## WORK TO BE COMPLETED
Each record below is to be reproduced without any change.

+ + + + +

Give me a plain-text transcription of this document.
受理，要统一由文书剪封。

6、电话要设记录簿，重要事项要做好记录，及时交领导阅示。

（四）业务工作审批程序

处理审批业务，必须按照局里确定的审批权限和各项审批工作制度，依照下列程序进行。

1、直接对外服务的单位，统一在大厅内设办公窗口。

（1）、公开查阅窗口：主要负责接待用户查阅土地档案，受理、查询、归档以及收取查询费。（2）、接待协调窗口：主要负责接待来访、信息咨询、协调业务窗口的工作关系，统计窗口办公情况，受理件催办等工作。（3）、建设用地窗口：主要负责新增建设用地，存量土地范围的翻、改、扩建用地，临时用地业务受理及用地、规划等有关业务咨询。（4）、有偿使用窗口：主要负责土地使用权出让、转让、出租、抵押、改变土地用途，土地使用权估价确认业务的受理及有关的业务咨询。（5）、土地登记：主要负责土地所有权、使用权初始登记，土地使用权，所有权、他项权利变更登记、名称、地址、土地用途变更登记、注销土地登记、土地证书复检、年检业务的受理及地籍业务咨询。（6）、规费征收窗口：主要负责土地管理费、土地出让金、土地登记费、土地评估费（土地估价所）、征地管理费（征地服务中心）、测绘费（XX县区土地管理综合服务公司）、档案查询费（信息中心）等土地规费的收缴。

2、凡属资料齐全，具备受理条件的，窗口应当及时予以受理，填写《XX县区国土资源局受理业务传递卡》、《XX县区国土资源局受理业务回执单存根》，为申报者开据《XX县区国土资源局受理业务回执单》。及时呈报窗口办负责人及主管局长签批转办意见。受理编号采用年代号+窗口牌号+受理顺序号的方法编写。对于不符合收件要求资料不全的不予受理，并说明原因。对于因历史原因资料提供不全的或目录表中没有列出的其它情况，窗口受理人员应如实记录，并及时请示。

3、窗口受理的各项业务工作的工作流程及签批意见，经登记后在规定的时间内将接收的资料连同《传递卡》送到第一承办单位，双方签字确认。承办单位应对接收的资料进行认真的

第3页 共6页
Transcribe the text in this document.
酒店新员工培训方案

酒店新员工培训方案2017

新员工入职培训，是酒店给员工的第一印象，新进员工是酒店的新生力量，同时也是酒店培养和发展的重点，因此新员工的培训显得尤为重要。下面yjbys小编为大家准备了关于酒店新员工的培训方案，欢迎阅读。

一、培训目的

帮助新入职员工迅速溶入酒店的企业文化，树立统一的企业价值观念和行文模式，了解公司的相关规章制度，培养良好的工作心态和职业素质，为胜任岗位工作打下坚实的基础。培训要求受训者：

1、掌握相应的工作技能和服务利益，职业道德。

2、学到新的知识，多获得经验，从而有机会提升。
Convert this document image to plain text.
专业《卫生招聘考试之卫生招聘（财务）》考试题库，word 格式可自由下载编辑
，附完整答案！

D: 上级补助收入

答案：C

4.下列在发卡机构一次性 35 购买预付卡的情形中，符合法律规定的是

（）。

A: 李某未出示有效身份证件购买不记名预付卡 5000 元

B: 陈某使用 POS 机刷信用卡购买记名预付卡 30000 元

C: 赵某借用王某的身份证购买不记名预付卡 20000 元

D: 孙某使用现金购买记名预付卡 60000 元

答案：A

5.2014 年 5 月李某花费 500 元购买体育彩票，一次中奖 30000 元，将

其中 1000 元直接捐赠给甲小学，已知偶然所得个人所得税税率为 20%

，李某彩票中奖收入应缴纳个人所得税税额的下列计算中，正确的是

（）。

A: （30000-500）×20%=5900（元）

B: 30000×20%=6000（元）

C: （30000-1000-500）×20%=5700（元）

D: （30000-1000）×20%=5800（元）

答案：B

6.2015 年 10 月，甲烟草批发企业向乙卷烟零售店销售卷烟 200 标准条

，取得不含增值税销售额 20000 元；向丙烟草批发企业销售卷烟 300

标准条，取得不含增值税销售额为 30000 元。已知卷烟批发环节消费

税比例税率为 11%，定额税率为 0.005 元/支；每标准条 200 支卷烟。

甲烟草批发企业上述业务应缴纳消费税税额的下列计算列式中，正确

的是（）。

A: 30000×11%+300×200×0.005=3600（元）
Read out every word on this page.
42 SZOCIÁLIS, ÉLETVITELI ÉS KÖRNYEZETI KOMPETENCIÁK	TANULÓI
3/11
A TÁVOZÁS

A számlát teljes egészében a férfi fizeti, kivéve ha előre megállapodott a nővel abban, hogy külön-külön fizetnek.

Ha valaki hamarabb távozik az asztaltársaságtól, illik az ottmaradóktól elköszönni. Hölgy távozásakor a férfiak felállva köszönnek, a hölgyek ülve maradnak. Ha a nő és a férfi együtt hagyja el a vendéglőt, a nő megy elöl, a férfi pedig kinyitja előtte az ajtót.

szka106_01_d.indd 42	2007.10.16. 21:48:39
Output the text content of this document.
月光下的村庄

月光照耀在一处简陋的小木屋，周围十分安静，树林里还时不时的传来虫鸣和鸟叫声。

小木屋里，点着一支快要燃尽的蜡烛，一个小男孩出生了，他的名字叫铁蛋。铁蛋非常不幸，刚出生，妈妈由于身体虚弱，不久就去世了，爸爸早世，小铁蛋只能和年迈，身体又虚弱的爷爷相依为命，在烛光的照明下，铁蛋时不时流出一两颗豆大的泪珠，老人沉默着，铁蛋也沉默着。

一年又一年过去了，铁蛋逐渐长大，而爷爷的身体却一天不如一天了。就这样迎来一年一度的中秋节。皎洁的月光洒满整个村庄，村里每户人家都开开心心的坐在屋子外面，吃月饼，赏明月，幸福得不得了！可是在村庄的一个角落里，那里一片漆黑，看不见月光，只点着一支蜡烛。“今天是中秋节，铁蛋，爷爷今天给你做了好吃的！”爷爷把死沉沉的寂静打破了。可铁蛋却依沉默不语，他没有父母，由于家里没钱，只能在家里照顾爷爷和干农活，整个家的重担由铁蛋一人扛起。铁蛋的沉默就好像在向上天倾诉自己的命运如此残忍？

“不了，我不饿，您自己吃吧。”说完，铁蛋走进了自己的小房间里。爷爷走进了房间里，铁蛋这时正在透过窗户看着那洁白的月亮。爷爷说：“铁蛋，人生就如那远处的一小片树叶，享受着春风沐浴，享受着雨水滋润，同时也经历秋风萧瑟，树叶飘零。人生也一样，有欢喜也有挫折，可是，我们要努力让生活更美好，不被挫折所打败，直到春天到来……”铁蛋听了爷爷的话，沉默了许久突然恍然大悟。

+ + + + +

## WORKED ANSWER
Give me a plain-text transcription of this document.
受理，要统一由文书剪封。

6、电话要设记录簿，重要事项要做好记录，及时交领导阅示。

（四）业务工作审批程序

处理审批业务，必须按照局里确定的审批权限和各项审批工作制度，依照下列程序进行。

1、直接对外服务的单位，统一在大厅内设办公窗口。

（1）、公开查阅窗口：主要负责接待用户查阅土地档案，受理、查询、归档以及收取查询费。（2）、接待协调窗口：主要负责接待来访、信息咨询、协调业务窗口的工作关系，统计窗口办公情况，受理件催办等工作。（3）、建设用地窗口：主要负责新增建设用地，存量土地范围的翻、改、扩建用地，临时用地业务受理及用地、规划等有关业务咨询。（4）、有偿使用窗口：主要负责土地使用权出让、转让、出租、抵押、改变土地用途，土地使用权估价确认业务的受理及有关的业务咨询。（5）、土地登记：主要负责土地所有权、使用权初始登记，土地使用权，所有权、他项权利变更登记、名称、地址、土地用途变更登记、注销土地登记、土地证书复检、年检业务的受理及地籍业务咨询。（6）、规费征收窗口：主要负责土地管理费、土地出让金、土地登记费、土地评估费（土地估价所）、征地管理费（征地服务中心）、测绘费（XX县区土地管理综合服务公司）、档案查询费（信息中心）等土地规费的收缴。

2、凡属资料齐全，具备受理条件的，窗口应当及时予以受理，填写《XX县区国土资源局受理业务传递卡》、《XX县区国土资源局受理业务回执单存根》，为申报者开据《XX县区国土资源局受理业务回执单》。及时呈报窗口办负责人及主管局长签批转办意见。受理编号采用年代号+窗口牌号+受理顺序号的方法编写。对于不符合收件要求资料不全的不予受理，并说明原因。对于因历史原因资料提供不全的或目录表中没有列出的其它情况，窗口受理人员应如实记录，并及时请示。

3、窗口受理的各项业务工作的工作流程及签批意见，经登记后在规定的时间内将接收的资料连同《传递卡》送到第一承办单位，双方签字确认。承办单位应对接收的资料进行认真的

第3页 共6页
Transcribe the text in this document.
酒店新员工培训方案

酒店新员工培训方案2017

新员工入职培训，是酒店给员工的第一印象，新进员工是酒店的新生力量，同时也是酒店培养和发展的重点，因此新员工的培训显得尤为重要。下面yjbys小编为大家准备了关于酒店新员工的培训方案，欢迎阅读。

一、培训目的

帮助新入职员工迅速溶入酒店的企业文化，树立统一的企业价值观念和行文模式，了解公司的相关规章制度，培养良好的工作心态和职业素质，为胜任岗位工作打下坚实的基础。培训要求受训者：

1、掌握相应的工作技能和服务利益，职业道德。

2、学到新的知识，多获得经验，从而有机会提升。
Convert this document image to plain text.
专业《卫生招聘考试之卫生招聘（财务）》考试题库，word 格式可自由下载编辑
，附完整答案！

D: 上级补助收入

答案：C

4.下列在发卡机构一次性 35 购买预付卡的情形中，符合法律规定的是

（）。

A: 李某未出示有效身份证件购买不记名预付卡 5000 元

B: 陈某使用 POS 机刷信用卡购买记名预付卡 30000 元

C: 赵某借用王某的身份证购买不记名预付卡 20000 元

D: 孙某使用现金购买记名预付卡 60000 元

答案：A

5.2014 年 5 月李某花费 500 元购买体育彩票，一次中奖 30000 元，将

其中 1000 元直接捐赠给甲小学，已知偶然所得个人所得税税率为 20%

，李某彩票中奖收入应缴纳个人所得税税额的下列计算中，正确的是

（）。

A: （30000-500）×20%=5900（元）

B: 30000×20%=6000（元）

C: （30000-1000-500）×20%=5700（元）

D: （30000-1000）×20%=5800（元）

答案：B

6.2015 年 10 月，甲烟草批发企业向乙卷烟零售店销售卷烟 200 标准条

，取得不含增值税销售额 20000 元；向丙烟草批发企业销售卷烟 300

标准条，取得不含增值税销售额为 30000 元。已知卷烟批发环节消费

税比例税率为 11%，定额税率为 0.005 元/支；每标准条 200 支卷烟。

甲烟草批发企业上述业务应缴纳消费税税额的下列计算列式中，正确

的是（）。

A: 30000×11%+300×200×0.005=3600（元）
Read out every word on this page.
42 SZOCIÁLIS, ÉLETVITELI ÉS KÖRNYEZETI KOMPETENCIÁK	TANULÓI
3/11
A TÁVOZÁS

A számlát teljes egészében a férfi fizeti, kivéve ha előre megállapodott a nővel abban, hogy külön-külön fizetnek.

Ha valaki hamarabb távozik az asztaltársaságtól, illik az ottmaradóktól elköszönni. Hölgy távozásakor a férfiak felállva köszönnek, a hölgyek ülve maradnak. Ha a nő és a férfi együtt hagyja el a vendéglőt, a nő megy elöl, a férfi pedig kinyitja előtte az ajtót.

szka106_01_d.indd 42	2007.10.16. 21:48:39
Output the text content of this document.
月光下的村庄

月光照耀在一处简陋的小木屋，周围十分安静，树林里还时不时的传来虫鸣和鸟叫声。

小木屋里，点着一支快要燃尽的蜡烛，一个小男孩出生了，他的名字叫铁蛋。铁蛋非常不幸，刚出生，妈妈由于身体虚弱，不久就去世了，爸爸早世，小铁蛋只能和年迈，身体又虚弱的爷爷相依为命，在烛光的照明下，铁蛋时不时流出一两颗豆大的泪珠，老人沉默着，铁蛋也沉默着。

一年又一年过去了，铁蛋逐渐长大，而爷爷的身体却一天不如一天了。就这样迎来一年一度的中秋节。皎洁的月光洒满整个村庄，村里每户人家都开开心心的坐在屋子外面，吃月饼，赏明月，幸福得不得了！可是在村庄的一个角落里，那里一片漆黑，看不见月光，只点着一支蜡烛。“今天是中秋节，铁蛋，爷爷今天给你做了好吃的！”爷爷把死沉沉的寂静打破了。可铁蛋却依沉默不语，他没有父母，由于家里没钱，只能在家里照顾爷爷和干农活，整个家的重担由铁蛋一人扛起。铁蛋的沉默就好像在向上天倾诉自己的命运如此残忍？

“不了，我不饿，您自己吃吧。”说完，铁蛋走进了自己的小房间里。爷爷走进了房间里，铁蛋这时正在透过窗户看着那洁白的月亮。爷爷说：“铁蛋，人生就如那远处的一小片树叶，享受着春风沐浴，享受着雨水滋润，同时也经历秋风萧瑟，树叶飘零。人生也一样，有欢喜也有挫折，可是，我们要努力让生活更美好，不被挫折所打败，直到春天到来……”铁蛋听了爷爷的话，沉默了许久突然恍然大悟。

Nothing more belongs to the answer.